# SUPPLIED INFORMATION:
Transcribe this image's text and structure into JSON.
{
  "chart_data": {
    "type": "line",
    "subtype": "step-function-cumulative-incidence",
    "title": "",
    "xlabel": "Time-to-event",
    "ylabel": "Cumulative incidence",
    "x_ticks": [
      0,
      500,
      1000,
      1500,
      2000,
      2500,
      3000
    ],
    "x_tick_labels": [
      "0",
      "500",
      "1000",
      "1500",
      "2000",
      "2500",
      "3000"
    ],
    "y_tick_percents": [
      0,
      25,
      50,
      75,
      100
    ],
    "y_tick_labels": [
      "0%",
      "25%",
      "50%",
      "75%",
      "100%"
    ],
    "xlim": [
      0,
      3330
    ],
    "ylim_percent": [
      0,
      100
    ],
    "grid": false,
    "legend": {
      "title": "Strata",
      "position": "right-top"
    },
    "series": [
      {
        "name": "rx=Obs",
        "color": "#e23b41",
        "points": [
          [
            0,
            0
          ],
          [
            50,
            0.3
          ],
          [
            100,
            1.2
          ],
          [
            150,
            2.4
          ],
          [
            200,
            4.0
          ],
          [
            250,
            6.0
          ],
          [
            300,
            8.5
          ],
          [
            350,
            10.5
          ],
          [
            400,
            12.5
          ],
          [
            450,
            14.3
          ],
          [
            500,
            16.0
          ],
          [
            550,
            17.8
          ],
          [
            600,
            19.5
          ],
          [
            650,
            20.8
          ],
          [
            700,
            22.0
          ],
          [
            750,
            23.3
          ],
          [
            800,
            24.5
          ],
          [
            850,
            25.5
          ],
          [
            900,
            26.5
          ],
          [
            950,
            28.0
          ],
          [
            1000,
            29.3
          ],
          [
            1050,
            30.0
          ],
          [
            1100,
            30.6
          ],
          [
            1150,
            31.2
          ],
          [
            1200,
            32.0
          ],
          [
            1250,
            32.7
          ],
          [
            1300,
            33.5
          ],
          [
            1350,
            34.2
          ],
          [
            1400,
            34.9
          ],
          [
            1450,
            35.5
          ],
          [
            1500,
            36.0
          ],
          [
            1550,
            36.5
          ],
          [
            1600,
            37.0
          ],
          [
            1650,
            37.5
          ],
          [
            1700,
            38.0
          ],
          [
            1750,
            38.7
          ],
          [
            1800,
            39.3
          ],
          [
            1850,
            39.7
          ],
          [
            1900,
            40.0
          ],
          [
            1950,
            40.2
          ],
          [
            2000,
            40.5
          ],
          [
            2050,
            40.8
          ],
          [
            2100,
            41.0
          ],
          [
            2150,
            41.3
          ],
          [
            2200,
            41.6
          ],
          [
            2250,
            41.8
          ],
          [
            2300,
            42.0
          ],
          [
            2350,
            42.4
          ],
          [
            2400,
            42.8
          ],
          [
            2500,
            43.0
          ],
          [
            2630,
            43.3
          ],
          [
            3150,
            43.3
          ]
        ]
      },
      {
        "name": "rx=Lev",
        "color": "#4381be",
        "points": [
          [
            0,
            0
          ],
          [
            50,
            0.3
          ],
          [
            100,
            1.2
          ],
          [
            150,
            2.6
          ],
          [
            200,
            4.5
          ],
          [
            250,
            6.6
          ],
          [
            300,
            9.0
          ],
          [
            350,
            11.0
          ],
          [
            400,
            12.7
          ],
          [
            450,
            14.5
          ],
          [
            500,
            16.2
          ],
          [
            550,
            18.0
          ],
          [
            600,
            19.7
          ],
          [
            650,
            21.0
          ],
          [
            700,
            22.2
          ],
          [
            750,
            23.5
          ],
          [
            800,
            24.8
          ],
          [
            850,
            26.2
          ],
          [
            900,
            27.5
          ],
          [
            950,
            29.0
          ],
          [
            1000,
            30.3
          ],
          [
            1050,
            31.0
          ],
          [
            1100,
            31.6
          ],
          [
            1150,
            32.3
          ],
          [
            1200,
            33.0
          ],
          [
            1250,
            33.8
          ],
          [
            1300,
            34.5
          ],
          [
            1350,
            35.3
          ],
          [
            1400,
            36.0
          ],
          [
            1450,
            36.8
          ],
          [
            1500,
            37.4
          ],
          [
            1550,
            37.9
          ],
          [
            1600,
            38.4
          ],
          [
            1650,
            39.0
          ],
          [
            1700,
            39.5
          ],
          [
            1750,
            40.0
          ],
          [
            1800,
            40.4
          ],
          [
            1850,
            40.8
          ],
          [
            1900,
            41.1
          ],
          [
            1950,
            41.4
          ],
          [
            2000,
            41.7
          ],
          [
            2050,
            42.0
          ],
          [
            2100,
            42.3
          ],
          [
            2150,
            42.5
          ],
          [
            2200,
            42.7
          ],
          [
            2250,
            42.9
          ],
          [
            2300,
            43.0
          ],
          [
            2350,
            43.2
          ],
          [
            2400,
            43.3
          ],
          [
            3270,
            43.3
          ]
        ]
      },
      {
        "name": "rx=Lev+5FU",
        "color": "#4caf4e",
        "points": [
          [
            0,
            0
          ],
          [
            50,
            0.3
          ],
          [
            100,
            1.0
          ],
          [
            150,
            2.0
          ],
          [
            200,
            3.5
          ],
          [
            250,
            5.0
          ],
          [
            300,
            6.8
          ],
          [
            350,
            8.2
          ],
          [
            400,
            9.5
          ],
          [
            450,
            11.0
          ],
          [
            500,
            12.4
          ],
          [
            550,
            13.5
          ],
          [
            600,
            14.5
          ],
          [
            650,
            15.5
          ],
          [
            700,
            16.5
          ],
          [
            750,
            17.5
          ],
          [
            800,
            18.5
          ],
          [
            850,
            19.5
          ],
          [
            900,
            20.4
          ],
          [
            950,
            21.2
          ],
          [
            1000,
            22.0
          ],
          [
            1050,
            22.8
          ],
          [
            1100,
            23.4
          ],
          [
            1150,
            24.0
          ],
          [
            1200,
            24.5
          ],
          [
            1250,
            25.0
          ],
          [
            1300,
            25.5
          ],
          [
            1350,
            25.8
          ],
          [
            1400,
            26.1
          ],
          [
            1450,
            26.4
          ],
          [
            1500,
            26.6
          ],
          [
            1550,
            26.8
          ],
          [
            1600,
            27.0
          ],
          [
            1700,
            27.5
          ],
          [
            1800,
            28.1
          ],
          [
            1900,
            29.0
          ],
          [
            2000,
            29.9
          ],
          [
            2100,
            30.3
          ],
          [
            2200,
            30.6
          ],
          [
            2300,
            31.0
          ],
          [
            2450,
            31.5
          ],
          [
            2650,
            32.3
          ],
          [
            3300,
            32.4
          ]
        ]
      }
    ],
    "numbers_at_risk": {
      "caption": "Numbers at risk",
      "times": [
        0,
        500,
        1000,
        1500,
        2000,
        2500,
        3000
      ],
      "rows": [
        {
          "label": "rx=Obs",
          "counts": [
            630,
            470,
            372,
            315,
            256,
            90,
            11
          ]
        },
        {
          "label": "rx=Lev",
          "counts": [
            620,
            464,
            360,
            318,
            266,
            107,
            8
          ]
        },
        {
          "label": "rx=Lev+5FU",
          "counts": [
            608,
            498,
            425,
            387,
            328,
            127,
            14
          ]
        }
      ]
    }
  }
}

# EXERCISE PROMPT:
Copy each line of the listing that holds the word "name".

# IN RESPONSE:
        "name": "rx=Obs",
        "name": "rx=Lev",
        "name": "rx=Lev+5FU",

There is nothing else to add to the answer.